# Page excerpt
= = = = =

Labor day weekend
It's a holiday weekend, and true to form, we've had a disaster here at Chateau CycleDog. It's a family tradition to have an injury, sickness, or a minor emergency every holiday and this one is no exception.
I took a vacation day on Friday. Mary and I ran some errands in the afternoon. When we returned home, the air conditioning wasn't working. It was about 100F outside and felt hotter in the house. The house AC didn't work. Nor did the electricity in the kitchen. The dryer motor turned but the heater never came on.
I suspected a bad circuit breaker, so I went out to the garage and reset all the breakers. It didn't help, so I pulled the cover off the breaker box, and began checking the power on each line. Every other line was dead. Naturally, I discovered this after a trip to the hardware store and replacing several breakers on the presumably dead lines.
So I called Wade. He knows high voltage stuff - I don't. But I learned quickly.
He said one of the lines coming into the house was probably bad. There are two hot lines and one ground. If you lose one of the hots, whatever is connected to that side will not work - hence the voltage on every other breaker rather than all of them. Likewise, the dryer works off both sides. Lose one and the motor may work but the heater will not. He came over to check with a voltmeter since I was testing with a simple go/no go detector. Sure enough, one side was dead.
Mary and Lyndsay had left to go shopping...and escape into some air conditioning, no doubt. By the time Wade diagnosed the problem, it was 9PM. I called customer service at PSO, waded through the voice menu system only to be told my problem couldn't be resolved that way, so I'd have to speak with a real person. In short order, a tech was on the way to the house! I expected to be put off until the next day or even next week, but he was here in about 45 minutes.
In a few minutes, he determined that the outside box with the electric meter showed the same problem I'd described - one hot side was dead. He went to the backyard box and found it was good, so the fault lies somewhere in between. The line is broken. So he hooked up a transformer to feed power from the working line over to the dead one. All the lights flicker when the AC turns on, so there's a heavy current load on the transformer.
I am truly grateful that PSO responded so quickly. Mary has great difficulty handling the heat, so going without AC for a couple of days was going to be an ordeal.
My biggest fear was that our ancient and creaky air conditioner had finally given up, but if we're lucky it will see us through this season. It's time for a new one, however, since this one is over 25 years old!
At least this holiday didn't involve any knife wounds, blood all over the kitchen, or similar bodily harm. I'm thankful for the little things.
Labels: power outage, PSO, Public Service Oklahoma
1 Comments:
The last time we had a major power outage, our son was about 10 years old and at the time had fairly serious asthma.
No power, no nebulizer......luckily, we found a car 12v to 110 v adapter at a Radio Shack.

= = = = =

(Records contained in a dataset)
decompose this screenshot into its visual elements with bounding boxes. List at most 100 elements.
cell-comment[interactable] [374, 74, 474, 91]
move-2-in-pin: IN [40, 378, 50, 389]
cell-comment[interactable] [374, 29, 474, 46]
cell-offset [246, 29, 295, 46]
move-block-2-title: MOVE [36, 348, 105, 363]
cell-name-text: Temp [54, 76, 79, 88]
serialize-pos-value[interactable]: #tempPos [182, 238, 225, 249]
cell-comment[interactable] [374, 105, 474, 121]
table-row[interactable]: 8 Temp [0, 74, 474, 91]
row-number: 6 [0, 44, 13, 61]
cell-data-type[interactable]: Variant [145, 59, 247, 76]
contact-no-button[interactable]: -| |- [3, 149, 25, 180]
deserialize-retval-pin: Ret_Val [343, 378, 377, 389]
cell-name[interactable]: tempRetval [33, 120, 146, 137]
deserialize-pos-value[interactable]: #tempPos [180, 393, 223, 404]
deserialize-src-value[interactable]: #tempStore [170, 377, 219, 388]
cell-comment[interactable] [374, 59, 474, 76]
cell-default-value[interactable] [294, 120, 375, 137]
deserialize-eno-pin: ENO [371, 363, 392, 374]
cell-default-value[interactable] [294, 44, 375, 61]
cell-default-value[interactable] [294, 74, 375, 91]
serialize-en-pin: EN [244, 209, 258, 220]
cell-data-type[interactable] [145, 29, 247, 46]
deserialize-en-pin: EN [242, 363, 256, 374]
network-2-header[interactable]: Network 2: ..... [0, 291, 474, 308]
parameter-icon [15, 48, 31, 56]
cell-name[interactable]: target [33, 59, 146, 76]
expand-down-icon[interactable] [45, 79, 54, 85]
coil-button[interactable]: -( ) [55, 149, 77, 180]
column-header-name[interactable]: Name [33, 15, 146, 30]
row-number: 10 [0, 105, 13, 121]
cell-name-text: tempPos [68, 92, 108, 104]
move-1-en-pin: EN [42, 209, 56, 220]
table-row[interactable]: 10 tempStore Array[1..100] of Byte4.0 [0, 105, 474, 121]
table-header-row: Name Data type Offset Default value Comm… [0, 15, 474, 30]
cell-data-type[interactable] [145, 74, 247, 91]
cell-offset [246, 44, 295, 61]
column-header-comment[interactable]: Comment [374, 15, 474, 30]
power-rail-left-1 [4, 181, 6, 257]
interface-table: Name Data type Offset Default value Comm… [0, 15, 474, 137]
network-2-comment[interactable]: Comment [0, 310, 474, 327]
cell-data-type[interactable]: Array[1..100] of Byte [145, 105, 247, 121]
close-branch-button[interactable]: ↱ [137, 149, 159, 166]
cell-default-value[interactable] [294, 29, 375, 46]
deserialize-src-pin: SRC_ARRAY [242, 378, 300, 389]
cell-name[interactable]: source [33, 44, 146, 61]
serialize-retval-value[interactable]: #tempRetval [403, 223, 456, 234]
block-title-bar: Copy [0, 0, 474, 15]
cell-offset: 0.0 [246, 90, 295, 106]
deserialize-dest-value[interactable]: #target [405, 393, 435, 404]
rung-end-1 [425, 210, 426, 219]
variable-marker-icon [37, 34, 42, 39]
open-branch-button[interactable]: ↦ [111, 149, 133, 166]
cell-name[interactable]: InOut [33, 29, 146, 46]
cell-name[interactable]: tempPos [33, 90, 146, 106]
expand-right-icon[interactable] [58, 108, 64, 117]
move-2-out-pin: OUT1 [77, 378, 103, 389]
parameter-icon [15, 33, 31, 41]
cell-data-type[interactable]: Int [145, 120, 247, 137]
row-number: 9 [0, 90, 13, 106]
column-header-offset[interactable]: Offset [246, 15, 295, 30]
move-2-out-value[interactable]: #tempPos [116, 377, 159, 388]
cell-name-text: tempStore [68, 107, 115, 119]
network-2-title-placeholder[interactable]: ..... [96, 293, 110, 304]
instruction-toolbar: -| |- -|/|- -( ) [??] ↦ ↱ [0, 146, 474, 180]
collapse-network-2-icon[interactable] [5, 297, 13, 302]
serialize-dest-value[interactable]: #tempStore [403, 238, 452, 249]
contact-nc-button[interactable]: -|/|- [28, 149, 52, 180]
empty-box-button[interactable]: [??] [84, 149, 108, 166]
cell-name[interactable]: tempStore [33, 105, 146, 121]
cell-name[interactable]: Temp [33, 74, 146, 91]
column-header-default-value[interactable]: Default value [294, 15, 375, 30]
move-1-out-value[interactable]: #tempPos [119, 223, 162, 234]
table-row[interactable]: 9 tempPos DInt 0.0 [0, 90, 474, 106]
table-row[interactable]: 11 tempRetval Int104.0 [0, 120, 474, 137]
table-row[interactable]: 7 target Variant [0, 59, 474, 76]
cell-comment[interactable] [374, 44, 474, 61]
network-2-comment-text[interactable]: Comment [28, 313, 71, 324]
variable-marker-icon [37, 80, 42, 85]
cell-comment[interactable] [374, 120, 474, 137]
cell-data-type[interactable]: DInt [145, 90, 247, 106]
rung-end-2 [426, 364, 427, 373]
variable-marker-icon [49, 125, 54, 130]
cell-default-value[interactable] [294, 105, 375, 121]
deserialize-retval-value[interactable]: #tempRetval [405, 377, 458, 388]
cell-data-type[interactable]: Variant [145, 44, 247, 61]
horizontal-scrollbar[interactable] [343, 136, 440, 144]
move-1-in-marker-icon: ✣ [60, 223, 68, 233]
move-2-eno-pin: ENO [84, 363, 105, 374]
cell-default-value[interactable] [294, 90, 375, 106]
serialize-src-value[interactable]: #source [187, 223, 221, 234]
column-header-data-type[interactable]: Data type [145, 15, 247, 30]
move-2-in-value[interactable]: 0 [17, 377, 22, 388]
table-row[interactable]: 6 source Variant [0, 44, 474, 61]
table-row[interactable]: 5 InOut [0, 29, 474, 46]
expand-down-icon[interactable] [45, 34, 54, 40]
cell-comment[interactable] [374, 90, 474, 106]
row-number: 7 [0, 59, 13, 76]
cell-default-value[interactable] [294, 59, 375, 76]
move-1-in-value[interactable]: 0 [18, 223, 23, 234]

= = = = =

Reproduce the blog post about the Labor Day power outage word for word. Begin at the words "In a few minutes, he" and stop after "be an ordeal.".

In a few minutes, he determined that the outside box with the electric meter showed the same problem I'd described - one hot side was dead. He went to the backyard box and found it was good, so the fault lies somewhere in between. The line is broken. So he hooked up a transformer to feed power from the working line over to the dead one. All the lights flicker when the AC turns on, so there's a heavy current load on the transformer.
I am truly grateful that PSO responded so quickly. Mary has great difficulty handling the heat, so going without AC for a couple of days was going to be an ordeal.